Copy every record word for word.
begin Task material
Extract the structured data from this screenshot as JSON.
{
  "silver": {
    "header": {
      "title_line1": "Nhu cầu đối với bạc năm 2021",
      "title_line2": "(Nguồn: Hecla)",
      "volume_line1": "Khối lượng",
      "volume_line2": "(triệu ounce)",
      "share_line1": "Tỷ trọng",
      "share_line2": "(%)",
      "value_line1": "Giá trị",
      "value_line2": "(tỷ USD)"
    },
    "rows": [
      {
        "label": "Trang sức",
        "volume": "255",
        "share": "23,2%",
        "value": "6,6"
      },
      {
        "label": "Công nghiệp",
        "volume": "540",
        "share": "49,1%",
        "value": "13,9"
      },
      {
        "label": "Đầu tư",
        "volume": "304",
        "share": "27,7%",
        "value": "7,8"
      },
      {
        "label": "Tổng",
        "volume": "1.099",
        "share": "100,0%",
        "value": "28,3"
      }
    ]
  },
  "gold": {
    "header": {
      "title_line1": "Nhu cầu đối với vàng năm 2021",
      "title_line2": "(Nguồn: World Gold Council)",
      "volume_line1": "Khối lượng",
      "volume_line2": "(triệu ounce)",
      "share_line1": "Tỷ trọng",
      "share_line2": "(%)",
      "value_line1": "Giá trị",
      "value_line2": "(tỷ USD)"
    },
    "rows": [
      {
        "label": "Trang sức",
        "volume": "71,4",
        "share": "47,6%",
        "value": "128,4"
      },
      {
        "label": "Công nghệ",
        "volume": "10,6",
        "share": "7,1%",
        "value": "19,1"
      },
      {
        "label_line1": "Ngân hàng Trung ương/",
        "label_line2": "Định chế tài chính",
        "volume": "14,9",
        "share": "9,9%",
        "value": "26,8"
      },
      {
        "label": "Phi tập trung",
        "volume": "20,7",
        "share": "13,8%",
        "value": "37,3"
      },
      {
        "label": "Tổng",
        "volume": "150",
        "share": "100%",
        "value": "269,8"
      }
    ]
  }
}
end Task material
Answer:
Extract the structured data from this screenshot as JSON.
{
  "silver": {
    "header": {
      "title_line1": "Nhu cầu đối với bạc năm 2021",
      "title_line2": "(Nguồn: Hecla)",
      "volume_line1": "Khối lượng",
      "volume_line2": "(triệu ounce)",
      "share_line1": "Tỷ trọng",
      "share_line2": "(%)",
      "value_line1": "Giá trị",
      "value_line2": "(tỷ USD)"
    },
    "rows": [
      {
        "label": "Trang sức",
        "volume": "255",
        "share": "23,2%",
        "value": "6,6"
      },
      {
        "label": "Công nghiệp",
        "volume": "540",
        "share": "49,1%",
        "value": "13,9"
      },
      {
        "label": "Đầu tư",
        "volume": "304",
        "share": "27,7%",
        "value": "7,8"
      },
      {
        "label": "Tổng",
        "volume": "1.099",
        "share": "100,0%",
        "value": "28,3"
      }
    ]
  },
  "gold": {
    "header": {
      "title_line1": "Nhu cầu đối với vàng năm 2021",
      "title_line2": "(Nguồn: World Gold Council)",
      "volume_line1": "Khối lượng",
      "volume_line2": "(triệu ounce)",
      "share_line1": "Tỷ trọng",
      "share_line2": "(%)",
      "value_line1": "Giá trị",
      "value_line2": "(tỷ USD)"
    },
    "rows": [
      {
        "label": "Trang sức",
        "volume": "71,4",
        "share": "47,6%",
        "value": "128,4"
      },
      {
        "label": "Công nghệ",
        "volume": "10,6",
        "share": "7,1%",
        "value": "19,1"
      },
      {
        "label_line1": "Ngân hàng Trung ương/",
        "label_line2": "Định chế tài chính",
        "volume": "14,9",
        "share": "9,9%",
        "value": "26,8"
      },
      {
        "label": "Phi tập trung",
        "volume": "20,7",
        "share": "13,8%",
        "value": "37,3"
      },
      {
        "label": "Tổng",
        "volume": "150",
        "share": "100%",
        "value": "269,8"
      }
    ]
  }
}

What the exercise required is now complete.